** start of Records shown **
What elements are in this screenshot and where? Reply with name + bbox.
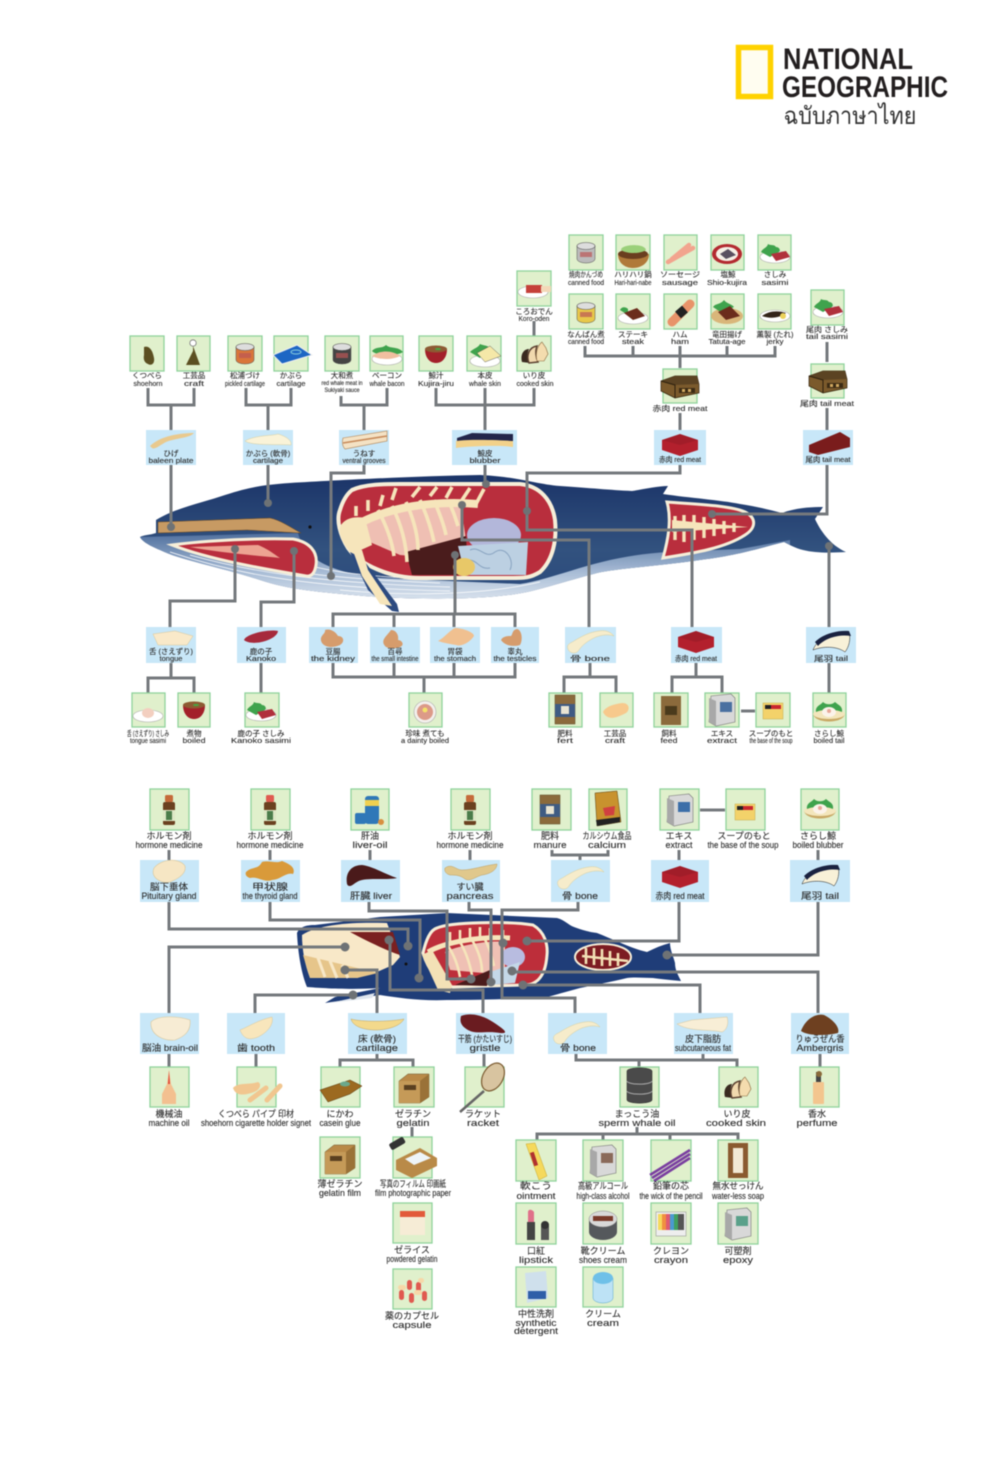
tile: tongue sasimi: 舌 (さえずり) さしみ: [127, 728, 169, 738]
tile: boiled tail: さらし鯨: [814, 728, 844, 738]
part: tongue: tongue: [160, 654, 182, 663]
part: baleen plate: [146, 430, 196, 465]
tile: red meat chest: [652, 369, 709, 413]
tile: canned food (yakiniku): 焼肉かんづめ: [569, 269, 603, 279]
connectors below baleen whale: [148, 663, 829, 711]
tile: shio-kujira: 塩鯨: [720, 269, 736, 279]
tile: ham: ハム: [672, 330, 688, 339]
part: kanoko: Kanoko: [246, 654, 276, 663]
tile: craft: [177, 336, 210, 388]
tile: high-class alcohol: [576, 1140, 630, 1201]
tile: craft (bone): 工芸品: [604, 728, 626, 738]
connector dots: sperm whale: [340, 936, 672, 1000]
part: stomach: the stomach: [434, 654, 476, 663]
tile: wick of the pencil: 鉛筆の芯: [653, 1180, 689, 1191]
tile: canned food (nanban): なんばん煮: [567, 329, 605, 339]
tile: cooked skin (sperm): [706, 1067, 766, 1128]
tile: epoxy: [718, 1203, 758, 1265]
tile: pickled cartilage: pickled cartilage: [225, 379, 265, 388]
tile: canned food (nanban): [567, 294, 605, 346]
tile: powdered gelatin: ゼライス: [394, 1244, 430, 1255]
tile: whale bacon: [369, 336, 404, 388]
tile: kanoko sasimi: [231, 693, 291, 745]
part: blubber: 鯨皮: [478, 448, 493, 458]
tile: casein glue: [320, 1067, 362, 1128]
tile: base of the soup (sperm): the base of the soup: [708, 840, 778, 850]
connectors into sperm whale: [169, 902, 818, 1013]
part: tail: 尾羽 tail: [814, 654, 848, 663]
tile: tail sasimi: [806, 290, 849, 341]
tile: tatuta-age: 竜田揚げ: [712, 329, 742, 339]
tile: cooked skin (sperm): cooked skin: [706, 1118, 766, 1128]
part: pituitary gland: Pituitary gland: [142, 891, 196, 901]
tile: base of the soup: [749, 693, 793, 745]
tile: crayon: crayon: [654, 1255, 688, 1265]
tile: whale skin: [467, 336, 501, 388]
tile: shoes cream: shoes cream: [579, 1255, 627, 1265]
part: pancreas: pancreas: [446, 891, 494, 901]
part: cartilage (sperm): cartilage: [356, 1043, 398, 1053]
tile: cream: [583, 1267, 623, 1328]
tile: steak: ステーキ: [618, 330, 648, 339]
tile: machine oil: 機械油: [155, 1108, 183, 1119]
tile: ointment: 軟こう: [520, 1180, 552, 1191]
connector dots: baleen whale: [167, 480, 833, 580]
part: tail meat: [803, 430, 853, 465]
tile: tail sasimi: tail sasimi: [806, 332, 848, 341]
tile: gelatin film: gelatin film: [319, 1188, 361, 1198]
part: small intestine: the small intestine: [372, 654, 418, 663]
part: ambergris: りゅうぜん香: [796, 1034, 844, 1044]
part: stomach: [430, 627, 480, 663]
tile: sasimi: さしみ: [764, 270, 787, 279]
tile: feed: 飼料: [662, 728, 677, 738]
part: red meat (sperm): [651, 860, 709, 902]
tile: cooked skin: いり皮: [523, 370, 546, 380]
connectors above sperm whale: [169, 810, 818, 860]
tile: kanoko sasimi: Kanoko sasimi: [231, 736, 291, 745]
tile: manure: [532, 789, 571, 850]
part: testicles: the testicles: [494, 654, 537, 663]
tile: lipstick: 口紅: [527, 1245, 545, 1256]
part: cartilage: かぶら (軟骨): [246, 448, 291, 458]
tile: boiled blubber: さらし鯨: [800, 831, 836, 841]
tile: hari-hari-nabe: Hari-hari-nabe: [614, 278, 652, 287]
baleen whale illustration: [140, 475, 846, 612]
tile: boiled blubber: [792, 789, 844, 850]
panel: baleen whale products: [127, 235, 856, 745]
part: small intestine: 百尋: [388, 647, 403, 656]
tile: sasimi: [758, 235, 791, 287]
tile: calcium: カルシウム食品: [582, 831, 632, 841]
tile: red meat chest: 赤肉 red meat: [652, 403, 709, 413]
part: thyroid gland: 甲状腺: [252, 881, 288, 892]
part: ambergris: Ambergris: [796, 1043, 844, 1053]
part: tongue: 舌 (さえずり): [149, 646, 193, 656]
tile: sperm whale oil: [598, 1067, 676, 1128]
tile: whale skin: whale skin: [468, 379, 501, 388]
part: tail meat: 尾肉 tail meat: [806, 454, 851, 464]
tile: synthetic detergent: 中性洗剤: [518, 1308, 554, 1319]
part: red meat (lower): [671, 627, 722, 663]
part: testicles: 睾丸: [508, 646, 523, 656]
tile: water-less soap: 無水せっけん: [712, 1180, 764, 1191]
tile: kujira-jiru: [418, 336, 454, 388]
tile: film photographic paper: film photographic paper: [375, 1188, 451, 1198]
tile: jerky: jerky: [765, 337, 784, 346]
tile: boiled: [178, 693, 210, 745]
tile: boiled tail: [813, 693, 846, 745]
tile: hormone medicine (thyroid): hormone medicine: [236, 840, 304, 850]
part: ventral grooves: うねす: [353, 449, 375, 458]
tile: racket: [460, 1059, 509, 1128]
part: bone (sperm, lower): [548, 1013, 607, 1054]
tile: casein glue: casein glue: [320, 1118, 360, 1128]
tile: wick of the pencil: [640, 1140, 702, 1201]
tile: shio-kujira: [707, 235, 748, 287]
logo yellow rectangle: [738, 48, 770, 96]
tile: ham: [664, 294, 697, 346]
tile: whale skin: 本皮: [478, 370, 493, 380]
tile: gelatin: ゼラチン: [395, 1108, 431, 1119]
tile: red whale meat in sukiyaki sauce: 大和煮: [331, 370, 354, 380]
tile: whale bacon: ベーコン: [372, 371, 402, 380]
tile: canned food (yakiniku): [568, 235, 604, 287]
part: liver: 肝臓 liver: [350, 891, 392, 901]
tile: hari-hari-nabe: ハリハリ鍋: [614, 269, 652, 279]
tile: gelatin film: [317, 1137, 363, 1198]
part: baleen plate: baleen plate: [148, 456, 194, 465]
tile: tail sasimi: 尾肉 さしみ: [806, 324, 849, 334]
tile: boiled: boiled: [182, 736, 206, 745]
tile: gelatin film: 薄ゼラチン: [317, 1178, 363, 1189]
tile: sperm whale oil: sperm whale oil: [598, 1118, 676, 1128]
part: brain-oil: [140, 1013, 199, 1054]
tile: cartilage: cartilage: [276, 379, 306, 388]
tile: kujira-jiru: 鯨汁: [428, 370, 444, 380]
tile: synthetic detergent: detergent: [514, 1326, 559, 1336]
tile: epoxy: epoxy: [723, 1255, 754, 1265]
part: tooth: 歯 tooth: [237, 1043, 275, 1053]
part: kanoko: 鹿の子: [250, 646, 273, 656]
tile: hormone medicine (pituitary): hormone medicine: [136, 840, 202, 850]
tile: shoehorn: くつべら: [132, 371, 162, 380]
tile: red whale meat in sukiyaki sauce: [322, 336, 363, 394]
tile: base of the soup (sperm): スープのもと: [717, 831, 771, 841]
part: pancreas: すい臓: [456, 882, 484, 892]
tile: lipstick: [516, 1203, 556, 1265]
tile: craft: craft: [184, 379, 205, 388]
tile: film photographic paper: 写真のフィルム 印画紙: [380, 1178, 446, 1189]
tile: dainty boiled: 珍味 煮ても: [405, 728, 445, 738]
tile: gelatin: gelatin: [396, 1118, 430, 1128]
tile: high-class alcohol: high-class alcohol: [576, 1191, 630, 1201]
tile: crayon: [651, 1203, 691, 1265]
tile: calcium: [582, 789, 632, 850]
tile: manure: manure: [534, 840, 566, 850]
tile: perfume: perfume: [796, 1118, 838, 1128]
tile: koro-oden: [515, 271, 553, 323]
tile: cream: cream: [587, 1318, 619, 1328]
tile: pickled cartilage: 松浦づけ: [230, 370, 260, 380]
tile: perfume: 香水: [808, 1108, 826, 1119]
tile: manure: 肥料: [541, 830, 559, 841]
part: stomach: 胃袋: [448, 646, 463, 656]
tile: synthetic detergent: [514, 1267, 559, 1336]
tile: red whale meat in sukiyaki sauce: Sukiyaki sauce: [324, 387, 360, 394]
tile: boiled blubber: boiled blubber: [792, 840, 844, 850]
tile: pickled cartilage: [225, 336, 265, 388]
tile: kanoko sasimi: 鹿の子 さしみ: [237, 728, 285, 738]
part: testicles: [491, 627, 539, 663]
tile: shoes cream: 靴クリーム: [581, 1245, 625, 1256]
tile: hormone medicine (pancreas): hormone medicine: [436, 840, 504, 850]
tile: feed: [654, 693, 688, 745]
part: pancreas: [442, 860, 500, 902]
tile: capsule: [385, 1269, 439, 1330]
tile: extract: エキス: [711, 729, 733, 738]
part: cartilage: [243, 430, 293, 465]
tile: shoehorn cigarette holder signet: [201, 1067, 311, 1128]
tile: casein glue: にかわ: [326, 1109, 354, 1119]
part: kidney: 豆腸: [326, 647, 341, 656]
part: thyroid gland: [241, 860, 300, 902]
tile: hormone medicine (thyroid): [236, 789, 304, 850]
tile: craft (bone): [600, 693, 633, 745]
tile: hormone medicine (pancreas): ホルモン剤: [447, 831, 493, 841]
tile: extract: [705, 693, 739, 745]
connectors above baleen whale: [148, 321, 827, 430]
tile: cooked skin: [516, 336, 554, 388]
tile: ham: ham: [671, 337, 689, 346]
part: bone (baleen): [565, 627, 616, 663]
tile: fert: [549, 693, 582, 745]
part: gristle: gristle: [470, 1043, 500, 1053]
tile: extract (sperm): [660, 789, 699, 850]
tile: tatuta-age: Tatuta-age: [708, 337, 746, 346]
part: cartilage (sperm): 床 (軟骨): [358, 1033, 396, 1044]
tile: fert: fert: [557, 736, 574, 745]
tile: capsule: capsule: [392, 1320, 432, 1330]
part: bone (sperm, top): 骨 bone: [562, 891, 598, 901]
tile: canned food (nanban): canned food: [568, 337, 604, 346]
tile: boiled: 煮物: [186, 728, 202, 738]
tile: ointment: [516, 1140, 556, 1201]
tile: tail meat chest: 尾肉 tail meat: [800, 398, 855, 408]
tile: steak: steak: [622, 337, 644, 346]
panel: sperm whale products: [136, 789, 850, 1336]
connectors into baleen whale: [170, 465, 829, 628]
tile: koro-oden: Koro-oden: [518, 314, 550, 323]
part: red meat (lower): 赤肉 red meat: [675, 653, 718, 663]
part: cartilage: cartilage: [253, 456, 283, 465]
sperm whale illustration: [297, 913, 681, 1003]
tile: base of the soup (sperm): [708, 789, 778, 850]
part: subcutaneous fat: [674, 1013, 733, 1054]
tile: sausage: sausage: [662, 278, 698, 287]
tile: liver oil: [351, 789, 389, 850]
tile: dainty boiled: [401, 693, 449, 745]
tile: extract: extract: [707, 736, 738, 745]
logo: National Geographic Thailand: [738, 43, 948, 130]
tile: gelatin: [394, 1067, 434, 1128]
tile: sausage: [660, 235, 701, 287]
logo: National Geographic Thailand: ฉบับภาษาไทย: [784, 102, 916, 130]
tile: whale bacon: whale bacon: [369, 379, 404, 388]
tile: extract (sperm): extract: [666, 840, 693, 850]
tile: tongue sasimi: tongue sasimi: [130, 736, 166, 745]
tile: high-class alcohol: 高級アルコール: [578, 1180, 628, 1191]
part: tail (sperm): [790, 860, 850, 902]
part: ventral grooves: [339, 430, 389, 465]
part: ambergris: [791, 1013, 849, 1054]
connectors below sperm whale: [169, 1054, 820, 1140]
part: kidney: [309, 627, 358, 663]
part: tail: [806, 627, 856, 663]
tile: cream: クリーム: [585, 1309, 621, 1319]
tile: lipstick: lipstick: [519, 1255, 554, 1265]
part: liver: [341, 860, 400, 902]
tile: hormone medicine (pituitary): [136, 789, 202, 850]
tile: perfume: [796, 1067, 839, 1128]
part: thyroid gland: the thyroid gland: [242, 891, 298, 901]
tile: sausage: ソーセージ: [660, 270, 701, 279]
tile: racket: racket: [467, 1118, 500, 1128]
tile: synthetic detergent: synthetic: [516, 1318, 557, 1328]
part: kidney: the kidney: [311, 654, 355, 663]
part: tail (sperm): 尾羽 tail: [801, 891, 839, 901]
tile: hari-hari-nabe: [614, 235, 652, 287]
part: blubber: blubber: [470, 456, 501, 465]
tile: powdered gelatin: [386, 1203, 438, 1264]
tile: jerky: [756, 294, 794, 346]
tile: steak: [616, 294, 650, 346]
tile: shoehorn: [130, 336, 164, 388]
part: ventral grooves: ventral grooves: [342, 456, 386, 465]
part: gristle: 干筋 (かたいすじ): [458, 1033, 512, 1044]
part: cartilage (sperm): [348, 1013, 407, 1054]
part: subcutaneous fat: subcutaneous fat: [675, 1043, 731, 1053]
part: brain-oil: 脳油 brain-oil: [142, 1042, 198, 1053]
part: blubber: [452, 430, 517, 465]
tile: capsule: 薬のカプセル: [385, 1310, 439, 1321]
part: kanoko: [237, 627, 286, 663]
tile: liver oil: liver-oil: [352, 840, 388, 850]
part: bone (baleen): 骨 bone: [570, 654, 610, 663]
tile: cooked skin (sperm): いり皮: [723, 1108, 751, 1119]
tile: crayon: クレヨン: [653, 1246, 689, 1256]
part: red meat (sperm): 赤肉 red meat: [656, 890, 705, 901]
tile: cartilage: [273, 336, 312, 388]
tile: fert: 肥料: [558, 728, 573, 738]
tile: calcium: calcium: [588, 840, 626, 850]
tile: film photographic paper: [375, 1136, 451, 1198]
part: tongue: [146, 627, 196, 663]
tile: machine oil: [148, 1067, 190, 1128]
tile: feed: feed: [660, 736, 678, 745]
tile: liver oil: 肝油: [361, 830, 379, 841]
tile: racket: ラケット: [465, 1109, 501, 1119]
tile: hormone medicine (pancreas): [436, 789, 504, 850]
tile: sasimi: sasimi: [762, 278, 789, 287]
tile: shoehorn: shoehorn: [134, 379, 162, 388]
tile: craft (bone): craft: [605, 736, 626, 745]
tile: hormone medicine (thyroid): ホルモン剤: [247, 831, 293, 841]
tile: shoehorn cigarette holder signet: くつべら パイプ 印材: [218, 1108, 294, 1119]
part: subcutaneous fat: 皮下脂肪: [685, 1033, 721, 1044]
tile: shoehorn cigarette holder signet: shoehorn cigarette holder signet: [201, 1118, 311, 1128]
part: pituitary gland: [140, 860, 199, 902]
tile: extract (sperm): エキス: [666, 831, 692, 841]
tile: cartilage: かぶら: [280, 371, 302, 380]
tile: craft: 工芸品: [183, 370, 205, 380]
part: baleen plate: ひげ: [164, 449, 179, 458]
part: gristle: [456, 1013, 514, 1054]
tile: boiled tail: boiled tail: [814, 736, 845, 745]
tile: machine oil: machine oil: [148, 1118, 190, 1128]
part: red meat: [654, 430, 706, 465]
part: pituitary gland: 脳下垂体: [150, 881, 188, 892]
tile: sperm whale oil: まっこう油: [615, 1108, 659, 1119]
tile: jerky: 薫製 (たれ): [756, 329, 794, 339]
part: tooth: [227, 1013, 285, 1054]
tile: koro-oden: ころおでん: [515, 307, 553, 316]
tile: dainty boiled: a dainty boiled: [401, 736, 449, 745]
tile: cooked skin: cooked skin: [516, 379, 554, 388]
logo wordmark: NATIONAL: [783, 43, 913, 76]
logo: National Geographic Thailand: GEOGRAPHIC: [782, 71, 948, 104]
tile: canned food (yakiniku): canned food: [568, 278, 604, 287]
part: red meat: 赤肉 red meat: [659, 454, 702, 464]
tile: water-less soap: [711, 1140, 764, 1201]
tile: powdered gelatin: powdered gelatin: [386, 1254, 438, 1264]
part: small intestine: [370, 627, 420, 663]
tile: shio-kujira: Shio-kujira: [707, 278, 748, 287]
part: bone (sperm, top): [551, 860, 610, 902]
tile: base of the soup: スープのもと: [749, 729, 793, 738]
part: bone (sperm, lower): 骨 bone: [560, 1043, 596, 1053]
tile: hormone medicine (pituitary): ホルモン剤: [146, 831, 192, 841]
tile: water-less soap: water-less soap: [711, 1191, 764, 1201]
tile: ointment: ointment: [516, 1191, 556, 1201]
tile: wick of the pencil: the wick of the pencil: [640, 1191, 702, 1201]
tile: tail meat chest: [800, 364, 855, 408]
tile: base of the soup: the base of the soup: [750, 736, 792, 745]
tile: red whale meat in sukiyaki sauce: red whale meat in: [322, 380, 363, 387]
tile: shoes cream: [579, 1203, 627, 1265]
tile: tongue sasimi: [127, 693, 169, 745]
tile: tatuta-age: [708, 294, 746, 346]
tile: kujira-jiru: Kujira-jiru: [418, 379, 454, 388]
tile: epoxy: 可塑剤: [724, 1245, 752, 1256]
** end of Records shown **
Exercise objective:
Filter the listing above for the lines that contain the word "alcohol", and copy each matching line.

Answer to the problem:
tile: high-class alcohol: [576, 1140, 630, 1201]
tile: high-class alcohol: high-class alcohol: [576, 1191, 630, 1201]
tile: high-class alcohol: 高級アルコール: [578, 1180, 628, 1191]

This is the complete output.